▶ **Excerpt**:
According to Vivian Gornick (quoted in Reality Hunger; originally appeared at Salon.com), the author of one of my favorite books, The Situation and The Story: The Art of The Personal Narrative:

Memoir is a genre in need of an informed readership. It’s a misunderstanding to read a memoir as though the writer owes the reader the same record of literal accuracy that is owed in newspaper reporting. Memoirs belong to the category of literature, not journalism. What the memoirist owes the reader is the ability to persuade him or her that the narrator is trying, as honestly as possible, to get to the bottom of the experience at hand. A memoir is a tale taken from life—that is, from actual, not imagined, occurrences—related by a first-person narrator who is undeniably the writer. Beyond these bare requirements, it has the same responsibility as the novel or the short story: to shape a piece of experience so that it moves from a tale of private interest to one with meaning for the disinterested reader.

▶ **Supplied entries**:
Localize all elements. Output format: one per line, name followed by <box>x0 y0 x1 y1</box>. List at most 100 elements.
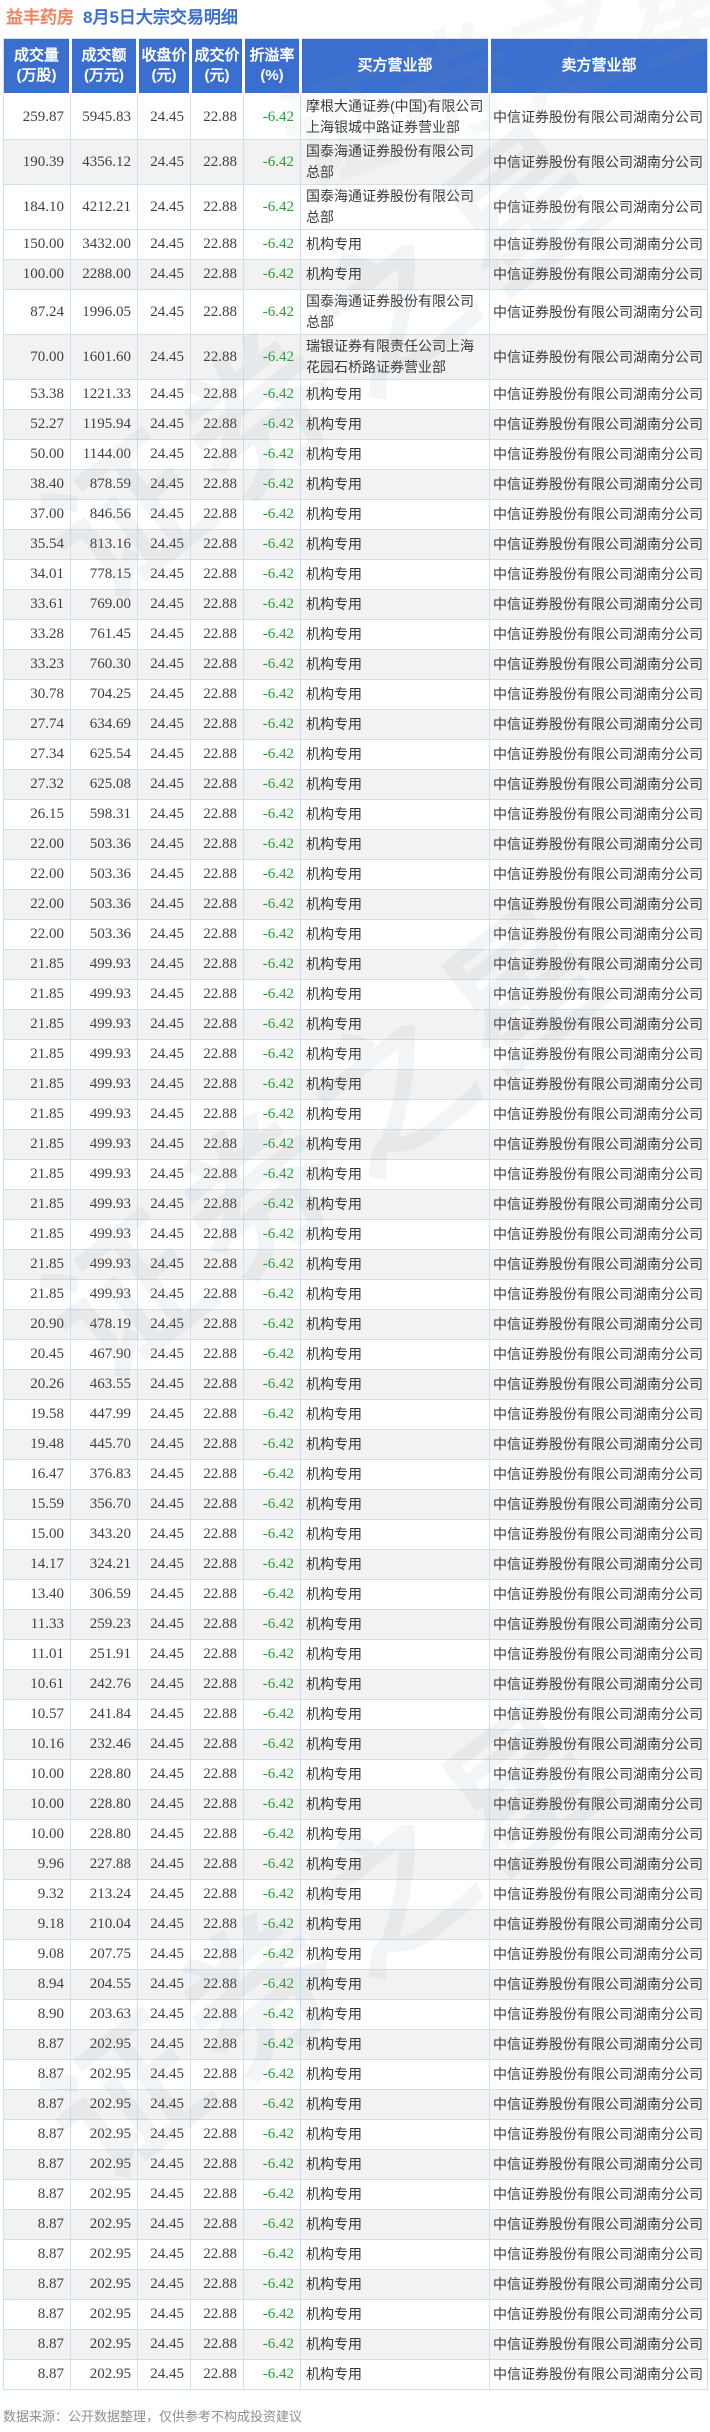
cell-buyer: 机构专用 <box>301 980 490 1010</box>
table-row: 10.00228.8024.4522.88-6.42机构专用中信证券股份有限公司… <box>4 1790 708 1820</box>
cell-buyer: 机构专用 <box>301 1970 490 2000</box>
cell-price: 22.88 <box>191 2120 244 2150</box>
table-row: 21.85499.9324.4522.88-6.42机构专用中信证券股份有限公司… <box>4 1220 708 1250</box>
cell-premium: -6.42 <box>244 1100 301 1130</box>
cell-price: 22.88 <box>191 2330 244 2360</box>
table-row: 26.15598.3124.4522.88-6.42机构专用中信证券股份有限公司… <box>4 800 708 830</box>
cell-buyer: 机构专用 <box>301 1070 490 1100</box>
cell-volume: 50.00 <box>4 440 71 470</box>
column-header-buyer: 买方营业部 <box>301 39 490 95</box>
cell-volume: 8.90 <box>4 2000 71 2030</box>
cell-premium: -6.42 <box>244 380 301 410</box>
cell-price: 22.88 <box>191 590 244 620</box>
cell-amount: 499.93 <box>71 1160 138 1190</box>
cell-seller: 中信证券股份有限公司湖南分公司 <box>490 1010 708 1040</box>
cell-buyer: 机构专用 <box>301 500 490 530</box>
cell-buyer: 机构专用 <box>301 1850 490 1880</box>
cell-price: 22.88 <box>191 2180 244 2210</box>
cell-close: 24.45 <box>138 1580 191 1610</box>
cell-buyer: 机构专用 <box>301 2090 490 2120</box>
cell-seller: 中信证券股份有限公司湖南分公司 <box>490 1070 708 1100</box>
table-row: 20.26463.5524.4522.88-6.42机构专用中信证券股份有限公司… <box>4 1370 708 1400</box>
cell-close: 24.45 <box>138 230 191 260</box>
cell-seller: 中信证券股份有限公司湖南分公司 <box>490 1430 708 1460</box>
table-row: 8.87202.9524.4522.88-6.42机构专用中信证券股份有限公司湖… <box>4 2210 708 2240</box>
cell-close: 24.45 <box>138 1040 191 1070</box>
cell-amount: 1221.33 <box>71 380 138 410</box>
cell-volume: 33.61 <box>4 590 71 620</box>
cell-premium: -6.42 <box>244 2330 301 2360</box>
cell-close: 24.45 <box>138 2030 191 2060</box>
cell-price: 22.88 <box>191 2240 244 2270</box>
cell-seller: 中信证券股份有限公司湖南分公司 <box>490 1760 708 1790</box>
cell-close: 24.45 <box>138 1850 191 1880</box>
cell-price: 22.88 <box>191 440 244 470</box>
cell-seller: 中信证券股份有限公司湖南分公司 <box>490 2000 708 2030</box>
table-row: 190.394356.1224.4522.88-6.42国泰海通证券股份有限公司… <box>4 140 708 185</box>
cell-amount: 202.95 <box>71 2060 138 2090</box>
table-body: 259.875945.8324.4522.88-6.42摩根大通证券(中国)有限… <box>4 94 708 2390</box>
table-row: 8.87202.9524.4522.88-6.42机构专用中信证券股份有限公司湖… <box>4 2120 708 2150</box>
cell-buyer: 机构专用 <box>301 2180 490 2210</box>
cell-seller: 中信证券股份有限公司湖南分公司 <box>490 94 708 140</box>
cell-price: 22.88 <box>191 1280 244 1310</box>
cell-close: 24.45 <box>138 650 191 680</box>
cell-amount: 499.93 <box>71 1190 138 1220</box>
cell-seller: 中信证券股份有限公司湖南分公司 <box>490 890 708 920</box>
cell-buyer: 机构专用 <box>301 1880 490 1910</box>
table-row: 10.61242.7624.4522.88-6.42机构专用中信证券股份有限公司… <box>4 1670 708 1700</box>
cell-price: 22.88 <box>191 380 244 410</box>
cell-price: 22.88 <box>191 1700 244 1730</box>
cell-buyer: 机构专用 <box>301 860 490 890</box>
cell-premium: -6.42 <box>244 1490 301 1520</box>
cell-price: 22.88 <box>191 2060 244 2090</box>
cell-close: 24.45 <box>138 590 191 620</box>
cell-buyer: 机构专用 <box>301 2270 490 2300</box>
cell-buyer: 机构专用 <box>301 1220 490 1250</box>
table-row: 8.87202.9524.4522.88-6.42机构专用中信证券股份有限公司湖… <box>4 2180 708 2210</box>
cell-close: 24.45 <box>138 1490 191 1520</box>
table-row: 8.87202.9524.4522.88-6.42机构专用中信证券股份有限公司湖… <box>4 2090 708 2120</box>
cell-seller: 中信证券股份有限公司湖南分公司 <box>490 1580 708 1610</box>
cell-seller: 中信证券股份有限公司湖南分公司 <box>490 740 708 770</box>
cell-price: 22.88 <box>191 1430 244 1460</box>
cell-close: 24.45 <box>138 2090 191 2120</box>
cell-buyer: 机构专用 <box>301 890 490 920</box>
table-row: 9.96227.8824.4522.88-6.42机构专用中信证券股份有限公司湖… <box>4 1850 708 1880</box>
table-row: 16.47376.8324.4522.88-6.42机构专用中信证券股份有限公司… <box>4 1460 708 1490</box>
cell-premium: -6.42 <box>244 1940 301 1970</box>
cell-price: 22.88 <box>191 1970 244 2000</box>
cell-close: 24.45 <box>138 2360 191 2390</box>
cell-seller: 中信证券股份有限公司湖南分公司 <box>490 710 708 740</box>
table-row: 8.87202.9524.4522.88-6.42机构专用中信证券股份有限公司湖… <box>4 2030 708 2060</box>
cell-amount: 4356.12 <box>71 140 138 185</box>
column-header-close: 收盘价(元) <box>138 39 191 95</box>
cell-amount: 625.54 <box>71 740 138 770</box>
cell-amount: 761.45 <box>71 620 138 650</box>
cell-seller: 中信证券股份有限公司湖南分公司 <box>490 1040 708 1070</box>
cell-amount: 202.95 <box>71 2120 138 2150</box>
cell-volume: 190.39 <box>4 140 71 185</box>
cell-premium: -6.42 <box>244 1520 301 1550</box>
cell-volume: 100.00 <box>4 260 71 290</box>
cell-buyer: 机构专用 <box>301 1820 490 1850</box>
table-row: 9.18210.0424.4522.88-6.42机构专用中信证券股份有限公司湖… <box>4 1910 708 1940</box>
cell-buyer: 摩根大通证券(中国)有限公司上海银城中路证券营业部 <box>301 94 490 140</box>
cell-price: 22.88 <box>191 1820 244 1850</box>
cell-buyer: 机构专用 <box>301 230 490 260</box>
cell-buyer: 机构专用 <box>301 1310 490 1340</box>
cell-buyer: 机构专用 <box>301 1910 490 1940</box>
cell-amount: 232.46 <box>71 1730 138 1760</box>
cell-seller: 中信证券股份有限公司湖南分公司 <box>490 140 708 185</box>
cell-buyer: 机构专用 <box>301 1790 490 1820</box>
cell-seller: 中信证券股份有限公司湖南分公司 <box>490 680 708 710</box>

▶ **Given request A**:
In one to three sentences, explain why the passage on memoir says that expecting a memoir to match the literal accuracy of newspaper reporting is a misunderstanding.
▶ **Given request B**:
Reproduce the passage on memoir word for word from "Memoir is a genre" up to and including "the disinterested reader.".
The material comes from a different source than the passage on memoir.

▶ **Final result A**:
Memoirs belong to the category of literature, not journalism. The memoirist therefore owes the reader a persuasive sense that the narrator is trying, as honestly as possible, to get to the bottom of the experience, rather than the literal accuracy owed in newspaper reporting.

▶ **Final result B**:
Memoir is a genre in need of an informed readership. It’s a misunderstanding to read a memoir as though the writer owes the reader the same record of literal accuracy that is owed in newspaper reporting. Memoirs belong to the category of literature, not journalism. What the memoirist owes the reader is the ability to persuade him or her that the narrator is trying, as honestly as possible, to get to the bottom of the experience at hand. A memoir is a tale taken from life—that is, from actual, not imagined, occurrences—related by a first-person narrator who is undeniably the writer. Beyond these bare requirements, it has the same responsibility as the novel or the short story: to shape a piece of experience so that it moves from a tale of private interest to one with meaning for the disinterested reader.